WORK TO DO:
Pick out each line in these entries that contains the string "Number".

RECORDS TO PROCESS:
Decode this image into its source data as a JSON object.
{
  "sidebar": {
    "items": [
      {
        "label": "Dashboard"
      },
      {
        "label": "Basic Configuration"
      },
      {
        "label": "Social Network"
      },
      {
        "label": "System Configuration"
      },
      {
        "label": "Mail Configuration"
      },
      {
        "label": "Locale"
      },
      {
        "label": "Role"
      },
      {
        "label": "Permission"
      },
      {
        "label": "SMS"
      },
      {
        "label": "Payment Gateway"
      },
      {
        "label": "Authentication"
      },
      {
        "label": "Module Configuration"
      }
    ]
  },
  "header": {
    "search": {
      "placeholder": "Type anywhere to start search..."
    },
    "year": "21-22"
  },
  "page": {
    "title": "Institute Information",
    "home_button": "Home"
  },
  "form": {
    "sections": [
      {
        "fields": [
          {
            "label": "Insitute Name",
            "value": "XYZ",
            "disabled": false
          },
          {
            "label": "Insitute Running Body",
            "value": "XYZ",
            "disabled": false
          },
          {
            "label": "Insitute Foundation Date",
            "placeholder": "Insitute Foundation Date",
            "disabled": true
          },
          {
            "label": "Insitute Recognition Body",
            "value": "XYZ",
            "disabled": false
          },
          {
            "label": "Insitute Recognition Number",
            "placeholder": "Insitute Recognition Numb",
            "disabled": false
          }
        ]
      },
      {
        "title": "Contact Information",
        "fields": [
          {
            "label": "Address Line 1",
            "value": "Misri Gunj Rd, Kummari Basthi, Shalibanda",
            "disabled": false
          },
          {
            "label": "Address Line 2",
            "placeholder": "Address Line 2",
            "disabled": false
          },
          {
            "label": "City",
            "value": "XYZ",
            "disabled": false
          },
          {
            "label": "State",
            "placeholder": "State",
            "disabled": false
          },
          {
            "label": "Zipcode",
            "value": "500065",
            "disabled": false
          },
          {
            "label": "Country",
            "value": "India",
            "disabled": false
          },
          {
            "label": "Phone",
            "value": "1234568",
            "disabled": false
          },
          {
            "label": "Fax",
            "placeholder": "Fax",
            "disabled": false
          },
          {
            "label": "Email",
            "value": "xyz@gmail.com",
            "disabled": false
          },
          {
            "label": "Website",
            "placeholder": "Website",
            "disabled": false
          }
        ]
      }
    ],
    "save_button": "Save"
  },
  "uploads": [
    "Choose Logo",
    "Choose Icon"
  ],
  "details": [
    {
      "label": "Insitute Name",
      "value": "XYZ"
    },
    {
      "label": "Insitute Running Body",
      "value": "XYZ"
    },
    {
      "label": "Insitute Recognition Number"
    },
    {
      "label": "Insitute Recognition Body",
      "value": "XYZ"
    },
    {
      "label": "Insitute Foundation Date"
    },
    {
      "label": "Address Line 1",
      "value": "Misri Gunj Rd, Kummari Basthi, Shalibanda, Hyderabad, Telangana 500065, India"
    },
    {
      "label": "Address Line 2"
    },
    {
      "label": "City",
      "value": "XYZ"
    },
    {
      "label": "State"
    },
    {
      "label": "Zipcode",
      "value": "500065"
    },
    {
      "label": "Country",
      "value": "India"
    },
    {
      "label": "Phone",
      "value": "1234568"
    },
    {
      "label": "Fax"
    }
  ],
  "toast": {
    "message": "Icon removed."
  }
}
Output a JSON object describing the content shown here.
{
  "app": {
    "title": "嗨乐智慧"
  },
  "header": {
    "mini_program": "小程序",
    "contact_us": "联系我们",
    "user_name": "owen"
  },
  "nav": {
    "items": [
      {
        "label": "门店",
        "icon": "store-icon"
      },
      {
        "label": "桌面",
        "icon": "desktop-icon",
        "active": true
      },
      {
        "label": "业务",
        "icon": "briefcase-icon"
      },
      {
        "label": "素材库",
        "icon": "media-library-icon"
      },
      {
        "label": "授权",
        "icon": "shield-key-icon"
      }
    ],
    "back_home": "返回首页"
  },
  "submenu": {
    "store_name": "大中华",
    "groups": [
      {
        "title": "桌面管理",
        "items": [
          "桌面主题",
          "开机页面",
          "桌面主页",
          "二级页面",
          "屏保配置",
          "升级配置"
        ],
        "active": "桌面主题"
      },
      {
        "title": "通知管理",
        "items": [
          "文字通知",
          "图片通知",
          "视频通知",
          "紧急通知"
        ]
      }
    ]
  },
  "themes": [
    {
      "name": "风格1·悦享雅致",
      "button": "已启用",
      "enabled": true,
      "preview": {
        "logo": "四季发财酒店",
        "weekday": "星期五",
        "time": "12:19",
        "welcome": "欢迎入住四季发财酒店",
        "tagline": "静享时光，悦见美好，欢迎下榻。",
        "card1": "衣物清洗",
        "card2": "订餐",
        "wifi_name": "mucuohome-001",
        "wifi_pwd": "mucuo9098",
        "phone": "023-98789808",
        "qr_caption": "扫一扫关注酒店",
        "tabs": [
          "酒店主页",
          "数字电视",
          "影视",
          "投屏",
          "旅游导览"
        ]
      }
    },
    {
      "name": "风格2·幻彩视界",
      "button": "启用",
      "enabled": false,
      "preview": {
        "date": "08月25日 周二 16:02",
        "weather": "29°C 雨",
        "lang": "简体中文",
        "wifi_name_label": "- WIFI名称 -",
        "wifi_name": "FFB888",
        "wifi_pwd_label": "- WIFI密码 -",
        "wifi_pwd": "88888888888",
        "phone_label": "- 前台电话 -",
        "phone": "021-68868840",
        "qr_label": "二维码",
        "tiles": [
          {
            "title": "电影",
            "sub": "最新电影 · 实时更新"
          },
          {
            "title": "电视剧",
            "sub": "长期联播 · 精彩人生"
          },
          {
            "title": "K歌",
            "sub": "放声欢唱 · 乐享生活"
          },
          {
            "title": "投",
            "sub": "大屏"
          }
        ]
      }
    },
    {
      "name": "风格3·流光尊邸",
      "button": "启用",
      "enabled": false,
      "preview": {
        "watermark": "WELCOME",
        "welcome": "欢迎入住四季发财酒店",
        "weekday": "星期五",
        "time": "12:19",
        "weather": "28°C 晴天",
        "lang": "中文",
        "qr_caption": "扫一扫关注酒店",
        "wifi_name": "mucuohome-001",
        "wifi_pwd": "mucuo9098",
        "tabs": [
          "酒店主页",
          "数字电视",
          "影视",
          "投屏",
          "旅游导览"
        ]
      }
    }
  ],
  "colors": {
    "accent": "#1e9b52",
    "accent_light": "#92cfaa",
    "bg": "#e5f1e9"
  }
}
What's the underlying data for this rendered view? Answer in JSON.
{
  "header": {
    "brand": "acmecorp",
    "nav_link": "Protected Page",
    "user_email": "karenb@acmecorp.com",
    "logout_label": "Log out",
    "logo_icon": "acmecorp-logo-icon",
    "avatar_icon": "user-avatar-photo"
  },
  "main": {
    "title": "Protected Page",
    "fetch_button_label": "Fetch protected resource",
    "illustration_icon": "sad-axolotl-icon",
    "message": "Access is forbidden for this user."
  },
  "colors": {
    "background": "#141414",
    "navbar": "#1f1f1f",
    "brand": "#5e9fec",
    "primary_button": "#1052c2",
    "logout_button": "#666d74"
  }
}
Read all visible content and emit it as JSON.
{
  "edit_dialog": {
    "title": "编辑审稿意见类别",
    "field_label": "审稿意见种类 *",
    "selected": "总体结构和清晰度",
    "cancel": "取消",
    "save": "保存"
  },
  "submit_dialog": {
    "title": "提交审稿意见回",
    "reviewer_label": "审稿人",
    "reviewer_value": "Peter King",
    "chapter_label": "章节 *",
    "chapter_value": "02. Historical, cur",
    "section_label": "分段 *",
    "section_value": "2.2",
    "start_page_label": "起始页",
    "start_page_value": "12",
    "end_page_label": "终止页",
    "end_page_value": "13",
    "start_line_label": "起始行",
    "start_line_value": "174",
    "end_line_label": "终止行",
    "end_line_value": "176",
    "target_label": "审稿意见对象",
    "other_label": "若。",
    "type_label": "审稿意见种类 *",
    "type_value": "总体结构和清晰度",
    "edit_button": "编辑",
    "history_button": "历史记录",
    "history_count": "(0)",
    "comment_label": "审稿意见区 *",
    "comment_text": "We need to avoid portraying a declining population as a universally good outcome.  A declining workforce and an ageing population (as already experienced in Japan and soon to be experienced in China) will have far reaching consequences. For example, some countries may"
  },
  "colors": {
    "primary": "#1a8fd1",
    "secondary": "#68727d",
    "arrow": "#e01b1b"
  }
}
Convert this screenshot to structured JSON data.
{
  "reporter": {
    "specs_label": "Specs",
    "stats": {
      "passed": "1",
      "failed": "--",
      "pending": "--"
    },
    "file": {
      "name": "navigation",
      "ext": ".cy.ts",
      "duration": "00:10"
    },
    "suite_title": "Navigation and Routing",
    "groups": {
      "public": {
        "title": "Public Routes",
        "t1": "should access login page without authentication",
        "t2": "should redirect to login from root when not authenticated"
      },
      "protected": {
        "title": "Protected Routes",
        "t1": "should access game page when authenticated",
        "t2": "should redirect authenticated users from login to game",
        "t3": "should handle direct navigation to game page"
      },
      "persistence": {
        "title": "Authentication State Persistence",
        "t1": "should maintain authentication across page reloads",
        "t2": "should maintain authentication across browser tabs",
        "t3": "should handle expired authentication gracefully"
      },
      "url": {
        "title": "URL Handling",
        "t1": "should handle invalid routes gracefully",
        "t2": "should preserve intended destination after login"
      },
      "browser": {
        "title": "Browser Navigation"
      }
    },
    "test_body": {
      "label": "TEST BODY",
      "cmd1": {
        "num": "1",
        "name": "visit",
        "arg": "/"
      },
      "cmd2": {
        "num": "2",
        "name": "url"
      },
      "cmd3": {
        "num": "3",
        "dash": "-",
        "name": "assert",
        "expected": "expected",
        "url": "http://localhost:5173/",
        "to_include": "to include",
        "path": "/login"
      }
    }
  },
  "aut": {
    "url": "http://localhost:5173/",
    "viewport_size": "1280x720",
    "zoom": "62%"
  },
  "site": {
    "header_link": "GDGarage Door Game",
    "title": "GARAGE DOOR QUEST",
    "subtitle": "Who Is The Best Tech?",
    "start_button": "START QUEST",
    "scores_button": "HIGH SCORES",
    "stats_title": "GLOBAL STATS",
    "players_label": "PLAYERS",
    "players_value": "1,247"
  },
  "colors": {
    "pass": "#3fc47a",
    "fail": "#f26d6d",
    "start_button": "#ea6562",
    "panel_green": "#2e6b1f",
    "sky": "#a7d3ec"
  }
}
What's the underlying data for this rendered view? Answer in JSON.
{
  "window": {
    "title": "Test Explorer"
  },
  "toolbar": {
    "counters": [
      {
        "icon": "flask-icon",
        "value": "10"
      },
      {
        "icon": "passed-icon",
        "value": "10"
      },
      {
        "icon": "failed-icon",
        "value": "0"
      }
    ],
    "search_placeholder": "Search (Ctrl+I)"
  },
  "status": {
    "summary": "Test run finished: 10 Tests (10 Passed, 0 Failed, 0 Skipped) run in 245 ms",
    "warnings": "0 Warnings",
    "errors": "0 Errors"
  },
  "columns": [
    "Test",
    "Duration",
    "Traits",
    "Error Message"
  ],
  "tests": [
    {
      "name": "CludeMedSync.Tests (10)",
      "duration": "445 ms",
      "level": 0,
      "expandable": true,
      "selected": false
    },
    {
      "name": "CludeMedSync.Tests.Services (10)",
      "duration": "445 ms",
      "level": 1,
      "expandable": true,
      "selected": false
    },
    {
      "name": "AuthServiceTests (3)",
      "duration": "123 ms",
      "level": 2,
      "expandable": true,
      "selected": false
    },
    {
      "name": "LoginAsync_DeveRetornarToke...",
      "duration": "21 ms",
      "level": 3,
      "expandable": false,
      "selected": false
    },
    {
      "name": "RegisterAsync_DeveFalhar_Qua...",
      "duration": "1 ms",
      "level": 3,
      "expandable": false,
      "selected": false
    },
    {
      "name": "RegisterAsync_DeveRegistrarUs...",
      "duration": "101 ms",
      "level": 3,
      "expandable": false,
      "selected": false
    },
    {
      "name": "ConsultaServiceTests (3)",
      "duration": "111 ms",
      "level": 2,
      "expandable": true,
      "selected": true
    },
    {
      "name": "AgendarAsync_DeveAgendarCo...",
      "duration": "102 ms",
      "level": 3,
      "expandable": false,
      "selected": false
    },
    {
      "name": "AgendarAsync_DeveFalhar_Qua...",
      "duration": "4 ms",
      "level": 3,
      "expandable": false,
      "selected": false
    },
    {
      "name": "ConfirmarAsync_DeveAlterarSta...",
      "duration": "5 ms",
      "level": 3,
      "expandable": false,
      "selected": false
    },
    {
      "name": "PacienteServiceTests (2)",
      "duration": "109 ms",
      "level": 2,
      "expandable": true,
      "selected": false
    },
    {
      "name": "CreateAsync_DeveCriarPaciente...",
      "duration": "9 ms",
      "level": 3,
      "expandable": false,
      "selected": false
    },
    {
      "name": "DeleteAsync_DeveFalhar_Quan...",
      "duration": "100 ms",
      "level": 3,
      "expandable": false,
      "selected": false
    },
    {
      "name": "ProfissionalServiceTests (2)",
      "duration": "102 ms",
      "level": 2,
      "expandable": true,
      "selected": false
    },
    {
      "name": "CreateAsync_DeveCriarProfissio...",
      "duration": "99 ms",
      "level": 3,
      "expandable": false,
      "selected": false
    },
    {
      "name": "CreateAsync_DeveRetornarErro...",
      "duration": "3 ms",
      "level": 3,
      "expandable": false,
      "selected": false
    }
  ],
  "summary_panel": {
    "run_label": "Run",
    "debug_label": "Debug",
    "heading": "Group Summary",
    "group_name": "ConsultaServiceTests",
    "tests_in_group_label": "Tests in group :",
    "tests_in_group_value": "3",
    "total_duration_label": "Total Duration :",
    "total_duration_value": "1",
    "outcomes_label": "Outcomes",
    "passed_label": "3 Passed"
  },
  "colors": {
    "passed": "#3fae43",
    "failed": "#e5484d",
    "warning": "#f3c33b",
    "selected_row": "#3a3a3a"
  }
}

RESPONSE TO THE TASK:
            "label": "Insitute Recognition Number",
      "label": "Insitute Recognition Number"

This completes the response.